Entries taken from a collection
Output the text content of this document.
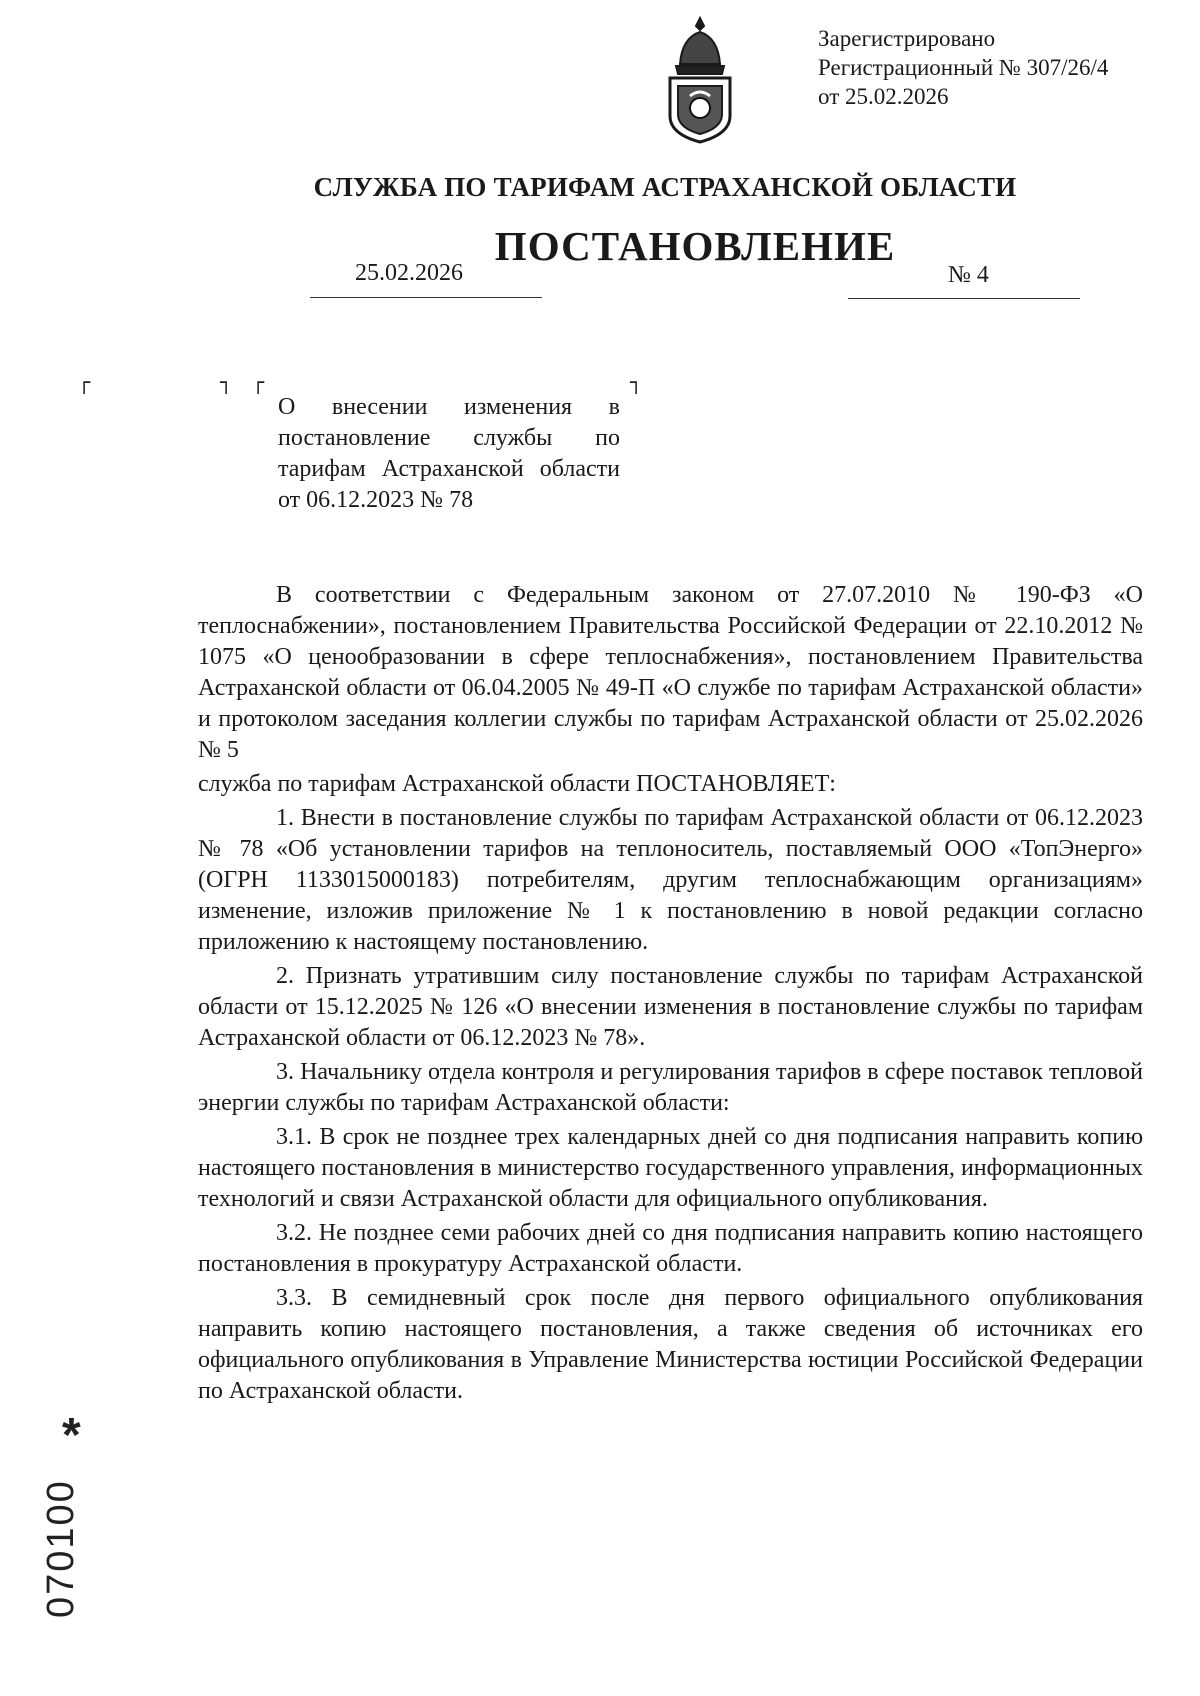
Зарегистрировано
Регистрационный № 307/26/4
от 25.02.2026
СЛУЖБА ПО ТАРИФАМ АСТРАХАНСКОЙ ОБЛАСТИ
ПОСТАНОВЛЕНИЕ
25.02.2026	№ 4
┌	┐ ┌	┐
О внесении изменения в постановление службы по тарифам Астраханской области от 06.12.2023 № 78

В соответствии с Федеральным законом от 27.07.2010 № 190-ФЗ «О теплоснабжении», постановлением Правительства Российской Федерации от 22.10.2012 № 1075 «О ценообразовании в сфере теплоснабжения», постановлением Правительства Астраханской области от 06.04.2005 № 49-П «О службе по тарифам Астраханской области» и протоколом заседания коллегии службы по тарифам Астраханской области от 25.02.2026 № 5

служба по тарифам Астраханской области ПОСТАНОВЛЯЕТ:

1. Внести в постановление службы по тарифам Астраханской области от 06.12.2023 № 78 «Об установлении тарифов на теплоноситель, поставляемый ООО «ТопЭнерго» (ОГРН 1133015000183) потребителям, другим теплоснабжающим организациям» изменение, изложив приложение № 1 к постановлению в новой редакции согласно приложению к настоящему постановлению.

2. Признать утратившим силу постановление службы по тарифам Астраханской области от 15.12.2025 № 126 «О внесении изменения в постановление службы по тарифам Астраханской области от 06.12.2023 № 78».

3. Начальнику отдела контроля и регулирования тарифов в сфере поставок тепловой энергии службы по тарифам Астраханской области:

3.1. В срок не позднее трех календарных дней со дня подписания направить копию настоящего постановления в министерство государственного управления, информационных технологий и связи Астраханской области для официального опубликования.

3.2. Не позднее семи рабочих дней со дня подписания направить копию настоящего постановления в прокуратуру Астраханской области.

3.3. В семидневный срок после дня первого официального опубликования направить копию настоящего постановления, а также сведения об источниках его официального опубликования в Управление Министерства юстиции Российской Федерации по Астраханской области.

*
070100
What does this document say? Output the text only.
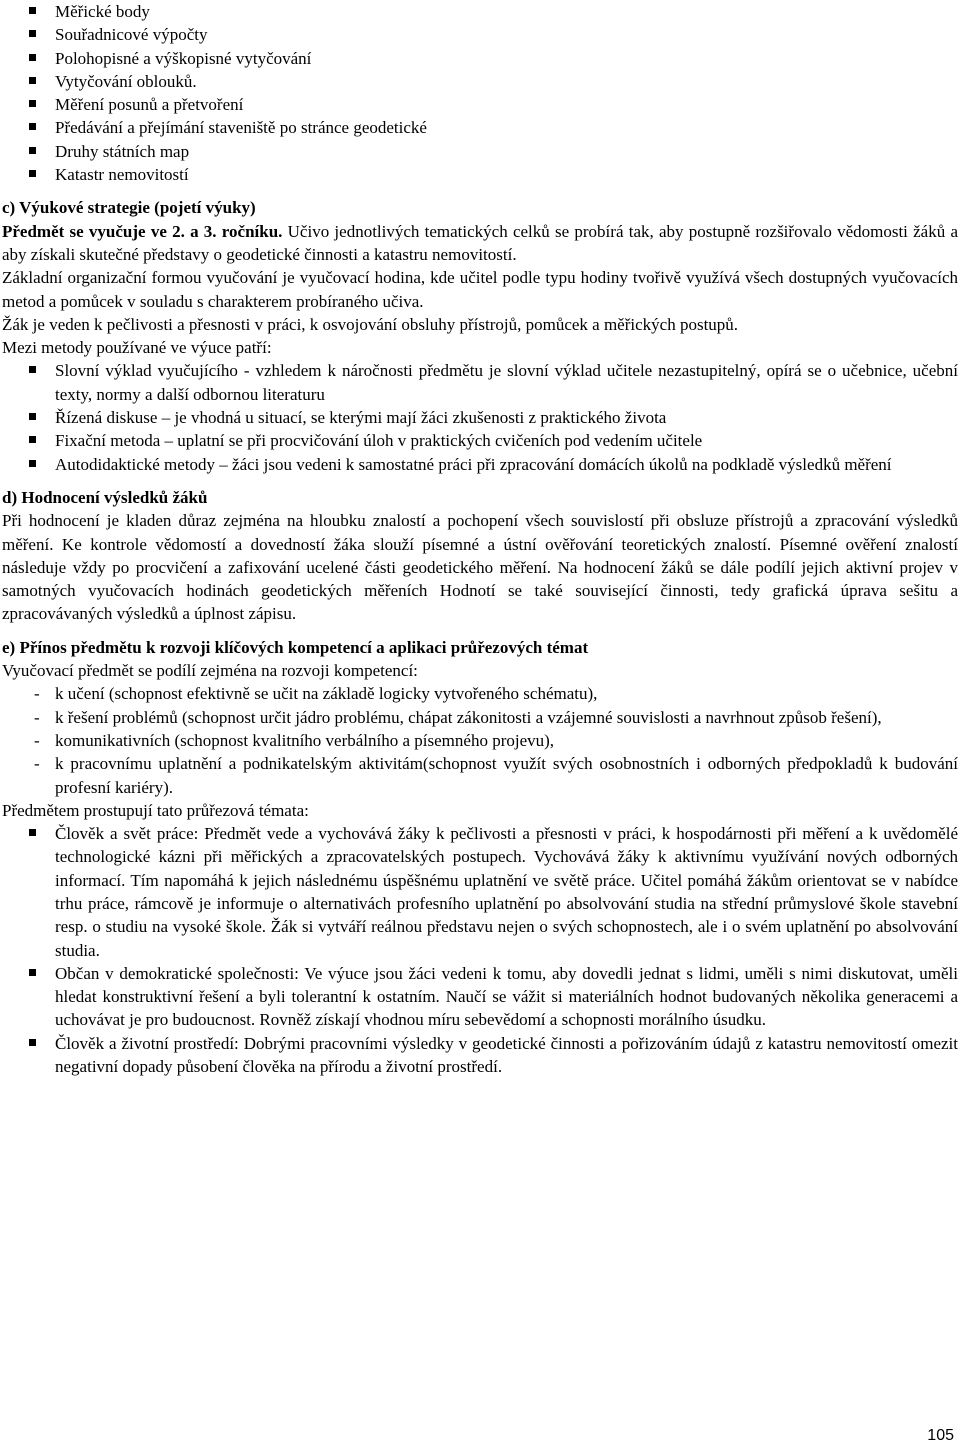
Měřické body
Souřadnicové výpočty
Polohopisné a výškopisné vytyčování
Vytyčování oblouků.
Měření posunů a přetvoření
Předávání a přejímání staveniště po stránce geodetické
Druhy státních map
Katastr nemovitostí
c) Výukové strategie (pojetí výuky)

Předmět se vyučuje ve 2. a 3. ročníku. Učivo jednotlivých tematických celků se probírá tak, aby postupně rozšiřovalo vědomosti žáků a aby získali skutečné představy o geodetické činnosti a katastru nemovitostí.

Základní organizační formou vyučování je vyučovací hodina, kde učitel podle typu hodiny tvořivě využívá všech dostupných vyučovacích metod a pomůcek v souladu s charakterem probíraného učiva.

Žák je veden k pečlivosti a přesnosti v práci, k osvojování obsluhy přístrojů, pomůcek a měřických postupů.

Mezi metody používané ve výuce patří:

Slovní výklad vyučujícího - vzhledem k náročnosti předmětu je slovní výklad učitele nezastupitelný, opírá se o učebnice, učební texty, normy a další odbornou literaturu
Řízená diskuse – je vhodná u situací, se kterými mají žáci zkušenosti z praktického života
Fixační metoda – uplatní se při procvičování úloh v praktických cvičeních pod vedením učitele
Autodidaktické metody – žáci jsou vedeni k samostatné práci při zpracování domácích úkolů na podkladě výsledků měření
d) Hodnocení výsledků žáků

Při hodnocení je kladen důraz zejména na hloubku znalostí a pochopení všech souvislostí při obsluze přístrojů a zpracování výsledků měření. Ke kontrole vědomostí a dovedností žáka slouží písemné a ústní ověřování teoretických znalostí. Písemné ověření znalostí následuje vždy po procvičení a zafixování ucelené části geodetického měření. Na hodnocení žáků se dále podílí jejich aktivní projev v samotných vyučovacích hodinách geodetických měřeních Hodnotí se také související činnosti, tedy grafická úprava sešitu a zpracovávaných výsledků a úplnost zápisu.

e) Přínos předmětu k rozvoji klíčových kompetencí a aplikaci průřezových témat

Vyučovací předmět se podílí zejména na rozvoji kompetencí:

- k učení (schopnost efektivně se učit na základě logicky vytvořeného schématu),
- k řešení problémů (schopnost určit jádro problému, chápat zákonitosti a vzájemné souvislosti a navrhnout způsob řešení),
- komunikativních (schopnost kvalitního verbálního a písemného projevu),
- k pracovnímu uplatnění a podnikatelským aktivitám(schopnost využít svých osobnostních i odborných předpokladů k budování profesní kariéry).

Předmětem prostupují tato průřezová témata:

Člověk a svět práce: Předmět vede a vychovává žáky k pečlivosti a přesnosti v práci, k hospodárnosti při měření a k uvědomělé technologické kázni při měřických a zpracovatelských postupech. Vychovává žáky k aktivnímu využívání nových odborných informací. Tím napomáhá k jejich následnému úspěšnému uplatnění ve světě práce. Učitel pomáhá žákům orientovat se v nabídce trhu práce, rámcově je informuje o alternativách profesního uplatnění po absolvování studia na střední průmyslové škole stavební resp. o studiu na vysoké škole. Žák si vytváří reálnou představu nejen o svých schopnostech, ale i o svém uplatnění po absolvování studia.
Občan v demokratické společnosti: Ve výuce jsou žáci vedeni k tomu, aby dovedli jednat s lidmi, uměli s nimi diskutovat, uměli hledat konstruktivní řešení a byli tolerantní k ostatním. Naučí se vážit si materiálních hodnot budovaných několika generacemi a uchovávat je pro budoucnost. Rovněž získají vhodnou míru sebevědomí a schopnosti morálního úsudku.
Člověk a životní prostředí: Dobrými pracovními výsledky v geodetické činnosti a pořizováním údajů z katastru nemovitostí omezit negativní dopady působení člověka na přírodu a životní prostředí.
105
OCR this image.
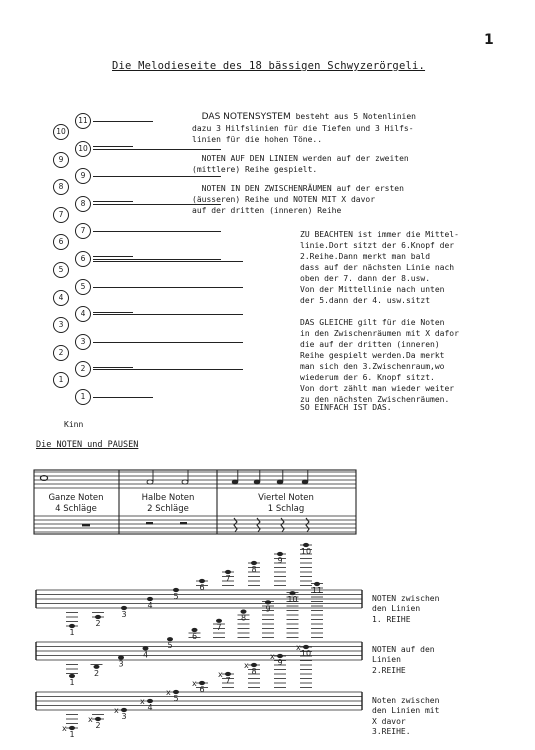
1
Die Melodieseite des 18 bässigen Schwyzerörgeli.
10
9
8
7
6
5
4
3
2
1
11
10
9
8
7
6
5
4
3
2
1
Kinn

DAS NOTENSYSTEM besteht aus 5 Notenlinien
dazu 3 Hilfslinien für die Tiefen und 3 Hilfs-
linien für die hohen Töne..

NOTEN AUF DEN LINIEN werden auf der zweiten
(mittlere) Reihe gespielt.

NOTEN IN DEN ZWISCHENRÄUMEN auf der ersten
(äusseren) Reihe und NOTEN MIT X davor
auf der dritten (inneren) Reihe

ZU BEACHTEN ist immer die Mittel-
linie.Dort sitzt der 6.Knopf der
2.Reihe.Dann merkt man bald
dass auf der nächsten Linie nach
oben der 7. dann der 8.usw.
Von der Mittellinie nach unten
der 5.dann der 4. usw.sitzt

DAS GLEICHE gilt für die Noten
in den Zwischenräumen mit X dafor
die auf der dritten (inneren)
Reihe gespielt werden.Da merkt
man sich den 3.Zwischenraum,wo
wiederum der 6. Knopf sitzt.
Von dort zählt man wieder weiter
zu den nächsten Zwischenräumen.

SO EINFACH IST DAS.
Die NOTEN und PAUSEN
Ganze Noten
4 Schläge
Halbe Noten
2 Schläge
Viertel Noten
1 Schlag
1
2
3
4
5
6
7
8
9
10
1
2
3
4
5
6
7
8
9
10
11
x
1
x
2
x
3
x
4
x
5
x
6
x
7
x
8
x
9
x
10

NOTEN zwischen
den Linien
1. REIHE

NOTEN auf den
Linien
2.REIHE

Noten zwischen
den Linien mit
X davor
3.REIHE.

Set task => Indicate how many lines of the material include the word "svých"; the number alone is required.

Exercise answer => 2